(What the exercise asks): Print every record below exactly as written.

── Given entries

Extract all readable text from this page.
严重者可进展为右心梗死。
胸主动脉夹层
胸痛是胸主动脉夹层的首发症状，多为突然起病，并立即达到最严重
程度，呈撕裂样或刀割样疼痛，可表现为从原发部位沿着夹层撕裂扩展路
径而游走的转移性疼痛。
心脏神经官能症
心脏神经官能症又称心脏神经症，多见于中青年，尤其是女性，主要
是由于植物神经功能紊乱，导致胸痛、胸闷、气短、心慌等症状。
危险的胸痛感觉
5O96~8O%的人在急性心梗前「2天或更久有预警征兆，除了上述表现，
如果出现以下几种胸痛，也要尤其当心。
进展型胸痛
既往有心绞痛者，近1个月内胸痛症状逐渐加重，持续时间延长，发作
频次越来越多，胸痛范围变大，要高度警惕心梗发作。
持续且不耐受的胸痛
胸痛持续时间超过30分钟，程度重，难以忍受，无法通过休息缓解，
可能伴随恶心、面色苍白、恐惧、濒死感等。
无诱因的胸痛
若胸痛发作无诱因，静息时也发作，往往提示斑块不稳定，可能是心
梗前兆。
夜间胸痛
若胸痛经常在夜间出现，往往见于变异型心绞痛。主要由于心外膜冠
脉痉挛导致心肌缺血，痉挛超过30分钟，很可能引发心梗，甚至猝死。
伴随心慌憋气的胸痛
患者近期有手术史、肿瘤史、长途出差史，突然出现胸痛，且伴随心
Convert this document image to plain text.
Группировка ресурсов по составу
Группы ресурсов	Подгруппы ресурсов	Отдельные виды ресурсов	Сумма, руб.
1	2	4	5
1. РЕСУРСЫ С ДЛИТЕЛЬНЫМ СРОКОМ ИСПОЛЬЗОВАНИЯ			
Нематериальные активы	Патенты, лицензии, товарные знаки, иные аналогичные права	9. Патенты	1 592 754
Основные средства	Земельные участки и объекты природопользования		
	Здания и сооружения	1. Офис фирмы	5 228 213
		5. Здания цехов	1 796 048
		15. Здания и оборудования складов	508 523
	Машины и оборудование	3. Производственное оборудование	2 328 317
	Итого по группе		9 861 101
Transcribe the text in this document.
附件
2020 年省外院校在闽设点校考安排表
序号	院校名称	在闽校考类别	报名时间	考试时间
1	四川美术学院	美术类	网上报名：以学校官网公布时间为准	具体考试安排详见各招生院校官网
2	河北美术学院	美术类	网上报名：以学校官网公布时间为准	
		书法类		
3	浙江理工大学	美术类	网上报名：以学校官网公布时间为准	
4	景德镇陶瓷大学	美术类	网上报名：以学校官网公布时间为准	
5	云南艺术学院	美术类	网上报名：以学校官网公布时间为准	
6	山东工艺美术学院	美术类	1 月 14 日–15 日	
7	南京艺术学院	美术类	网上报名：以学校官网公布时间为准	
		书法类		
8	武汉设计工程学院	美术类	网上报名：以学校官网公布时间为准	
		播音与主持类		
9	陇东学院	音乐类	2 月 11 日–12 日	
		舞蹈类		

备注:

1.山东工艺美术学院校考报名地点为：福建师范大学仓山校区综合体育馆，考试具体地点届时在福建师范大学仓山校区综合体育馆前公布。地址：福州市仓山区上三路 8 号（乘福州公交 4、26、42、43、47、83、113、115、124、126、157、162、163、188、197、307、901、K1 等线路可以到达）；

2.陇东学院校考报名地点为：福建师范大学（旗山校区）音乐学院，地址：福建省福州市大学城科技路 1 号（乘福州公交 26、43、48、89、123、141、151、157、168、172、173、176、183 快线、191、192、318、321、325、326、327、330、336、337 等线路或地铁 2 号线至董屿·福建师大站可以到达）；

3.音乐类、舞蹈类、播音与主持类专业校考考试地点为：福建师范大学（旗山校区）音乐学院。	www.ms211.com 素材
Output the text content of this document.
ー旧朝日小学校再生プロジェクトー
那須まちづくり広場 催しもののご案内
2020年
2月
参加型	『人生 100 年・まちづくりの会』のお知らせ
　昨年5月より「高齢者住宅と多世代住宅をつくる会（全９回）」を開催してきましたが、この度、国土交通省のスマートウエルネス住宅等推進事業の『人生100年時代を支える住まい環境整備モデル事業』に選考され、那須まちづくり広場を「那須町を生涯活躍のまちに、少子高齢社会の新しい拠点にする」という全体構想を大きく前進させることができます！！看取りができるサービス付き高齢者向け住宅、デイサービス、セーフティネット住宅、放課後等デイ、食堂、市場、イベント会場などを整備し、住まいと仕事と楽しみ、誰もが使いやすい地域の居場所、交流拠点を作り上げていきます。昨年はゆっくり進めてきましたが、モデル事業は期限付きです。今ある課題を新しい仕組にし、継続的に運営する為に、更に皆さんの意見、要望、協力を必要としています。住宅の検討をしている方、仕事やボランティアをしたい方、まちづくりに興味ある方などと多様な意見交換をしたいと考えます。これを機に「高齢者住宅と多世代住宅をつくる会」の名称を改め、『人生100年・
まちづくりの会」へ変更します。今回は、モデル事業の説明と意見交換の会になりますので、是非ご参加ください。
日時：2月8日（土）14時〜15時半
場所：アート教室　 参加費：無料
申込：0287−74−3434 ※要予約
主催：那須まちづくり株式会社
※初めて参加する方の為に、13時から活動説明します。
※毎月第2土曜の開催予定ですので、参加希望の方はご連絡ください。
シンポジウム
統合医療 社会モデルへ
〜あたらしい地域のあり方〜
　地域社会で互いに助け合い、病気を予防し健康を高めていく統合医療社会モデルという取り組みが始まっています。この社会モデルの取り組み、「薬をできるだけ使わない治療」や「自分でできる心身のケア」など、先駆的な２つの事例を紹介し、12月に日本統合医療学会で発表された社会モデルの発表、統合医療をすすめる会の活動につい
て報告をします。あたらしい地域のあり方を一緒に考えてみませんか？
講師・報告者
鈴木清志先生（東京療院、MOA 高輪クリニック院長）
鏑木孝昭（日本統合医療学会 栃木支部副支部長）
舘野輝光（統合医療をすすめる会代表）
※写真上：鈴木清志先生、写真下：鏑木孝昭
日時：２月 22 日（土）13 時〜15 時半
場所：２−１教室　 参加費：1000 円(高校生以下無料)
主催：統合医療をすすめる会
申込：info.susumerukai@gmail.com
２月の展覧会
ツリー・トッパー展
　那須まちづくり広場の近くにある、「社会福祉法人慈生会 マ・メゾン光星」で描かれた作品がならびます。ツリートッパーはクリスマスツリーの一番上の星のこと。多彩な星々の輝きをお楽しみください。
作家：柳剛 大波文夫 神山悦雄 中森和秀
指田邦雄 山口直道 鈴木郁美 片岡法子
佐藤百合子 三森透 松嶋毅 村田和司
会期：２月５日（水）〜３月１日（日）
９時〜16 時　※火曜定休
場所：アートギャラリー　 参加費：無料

────

(Answer):
Extract all readable text from this page.
严重者可进展为右心梗死。
胸主动脉夹层
胸痛是胸主动脉夹层的首发症状，多为突然起病，并立即达到最严重
程度，呈撕裂样或刀割样疼痛，可表现为从原发部位沿着夹层撕裂扩展路
径而游走的转移性疼痛。
心脏神经官能症
心脏神经官能症又称心脏神经症，多见于中青年，尤其是女性，主要
是由于植物神经功能紊乱，导致胸痛、胸闷、气短、心慌等症状。
危险的胸痛感觉
5O96~8O%的人在急性心梗前「2天或更久有预警征兆，除了上述表现，
如果出现以下几种胸痛，也要尤其当心。
进展型胸痛
既往有心绞痛者，近1个月内胸痛症状逐渐加重，持续时间延长，发作
频次越来越多，胸痛范围变大，要高度警惕心梗发作。
持续且不耐受的胸痛
胸痛持续时间超过30分钟，程度重，难以忍受，无法通过休息缓解，
可能伴随恶心、面色苍白、恐惧、濒死感等。
无诱因的胸痛
若胸痛发作无诱因，静息时也发作，往往提示斑块不稳定，可能是心
梗前兆。
夜间胸痛
若胸痛经常在夜间出现，往往见于变异型心绞痛。主要由于心外膜冠
脉痉挛导致心肌缺血，痉挛超过30分钟，很可能引发心梗，甚至猝死。
伴随心慌憋气的胸痛
患者近期有手术史、肿瘤史、长途出差史，突然出现胸痛，且伴随心
Convert this document image to plain text.
Группировка ресурсов по составу
Группы ресурсов	Подгруппы ресурсов	Отдельные виды ресурсов	Сумма, руб.
1	2	4	5
1. РЕСУРСЫ С ДЛИТЕЛЬНЫМ СРОКОМ ИСПОЛЬЗОВАНИЯ			
Нематериальные активы	Патенты, лицензии, товарные знаки, иные аналогичные права	9. Патенты	1 592 754
Основные средства	Земельные участки и объекты природопользования		
	Здания и сооружения	1. Офис фирмы	5 228 213
		5. Здания цехов	1 796 048
		15. Здания и оборудования складов	508 523
	Машины и оборудование	3. Производственное оборудование	2 328 317
	Итого по группе		9 861 101
Transcribe the text in this document.
附件
2020 年省外院校在闽设点校考安排表
序号	院校名称	在闽校考类别	报名时间	考试时间
1	四川美术学院	美术类	网上报名：以学校官网公布时间为准	具体考试安排详见各招生院校官网
2	河北美术学院	美术类	网上报名：以学校官网公布时间为准	
		书法类		
3	浙江理工大学	美术类	网上报名：以学校官网公布时间为准	
4	景德镇陶瓷大学	美术类	网上报名：以学校官网公布时间为准	
5	云南艺术学院	美术类	网上报名：以学校官网公布时间为准	
6	山东工艺美术学院	美术类	1 月 14 日–15 日	
7	南京艺术学院	美术类	网上报名：以学校官网公布时间为准	
		书法类		
8	武汉设计工程学院	美术类	网上报名：以学校官网公布时间为准	
		播音与主持类		
9	陇东学院	音乐类	2 月 11 日–12 日	
		舞蹈类		

备注:

1.山东工艺美术学院校考报名地点为：福建师范大学仓山校区综合体育馆，考试具体地点届时在福建师范大学仓山校区综合体育馆前公布。地址：福州市仓山区上三路 8 号（乘福州公交 4、26、42、43、47、83、113、115、124、126、157、162、163、188、197、307、901、K1 等线路可以到达）；

2.陇东学院校考报名地点为：福建师范大学（旗山校区）音乐学院，地址：福建省福州市大学城科技路 1 号（乘福州公交 26、43、48、89、123、141、151、157、168、172、173、176、183 快线、191、192、318、321、325、326、327、330、336、337 等线路或地铁 2 号线至董屿·福建师大站可以到达）；

3.音乐类、舞蹈类、播音与主持类专业校考考试地点为：福建师范大学（旗山校区）音乐学院。	www.ms211.com 素材
Output the text content of this document.
ー旧朝日小学校再生プロジェクトー
那須まちづくり広場 催しもののご案内
2020年
2月
参加型	『人生 100 年・まちづくりの会』のお知らせ
　昨年5月より「高齢者住宅と多世代住宅をつくる会（全９回）」を開催してきましたが、この度、国土交通省のスマートウエルネス住宅等推進事業の『人生100年時代を支える住まい環境整備モデル事業』に選考され、那須まちづくり広場を「那須町を生涯活躍のまちに、少子高齢社会の新しい拠点にする」という全体構想を大きく前進させることができます！！看取りができるサービス付き高齢者向け住宅、デイサービス、セーフティネット住宅、放課後等デイ、食堂、市場、イベント会場などを整備し、住まいと仕事と楽しみ、誰もが使いやすい地域の居場所、交流拠点を作り上げていきます。昨年はゆっくり進めてきましたが、モデル事業は期限付きです。今ある課題を新しい仕組にし、継続的に運営する為に、更に皆さんの意見、要望、協力を必要としています。住宅の検討をしている方、仕事やボランティアをしたい方、まちづくりに興味ある方などと多様な意見交換をしたいと考えます。これを機に「高齢者住宅と多世代住宅をつくる会」の名称を改め、『人生100年・
まちづくりの会」へ変更します。今回は、モデル事業の説明と意見交換の会になりますので、是非ご参加ください。
日時：2月8日（土）14時〜15時半
場所：アート教室　 参加費：無料
申込：0287−74−3434 ※要予約
主催：那須まちづくり株式会社
※初めて参加する方の為に、13時から活動説明します。
※毎月第2土曜の開催予定ですので、参加希望の方はご連絡ください。
シンポジウム
統合医療 社会モデルへ
〜あたらしい地域のあり方〜
　地域社会で互いに助け合い、病気を予防し健康を高めていく統合医療社会モデルという取り組みが始まっています。この社会モデルの取り組み、「薬をできるだけ使わない治療」や「自分でできる心身のケア」など、先駆的な２つの事例を紹介し、12月に日本統合医療学会で発表された社会モデルの発表、統合医療をすすめる会の活動につい
て報告をします。あたらしい地域のあり方を一緒に考えてみませんか？
講師・報告者
鈴木清志先生（東京療院、MOA 高輪クリニック院長）
鏑木孝昭（日本統合医療学会 栃木支部副支部長）
舘野輝光（統合医療をすすめる会代表）
※写真上：鈴木清志先生、写真下：鏑木孝昭
日時：２月 22 日（土）13 時〜15 時半
場所：２−１教室　 参加費：1000 円(高校生以下無料)
主催：統合医療をすすめる会
申込：info.susumerukai@gmail.com
２月の展覧会
ツリー・トッパー展
　那須まちづくり広場の近くにある、「社会福祉法人慈生会 マ・メゾン光星」で描かれた作品がならびます。ツリートッパーはクリスマスツリーの一番上の星のこと。多彩な星々の輝きをお楽しみください。
作家：柳剛 大波文夫 神山悦雄 中森和秀
指田邦雄 山口直道 鈴木郁美 片岡法子
佐藤百合子 三森透 松嶋毅 村田和司
会期：２月５日（水）〜３月１日（日）
９時〜16 時　※火曜定休
場所：アートギャラリー　 参加費：無料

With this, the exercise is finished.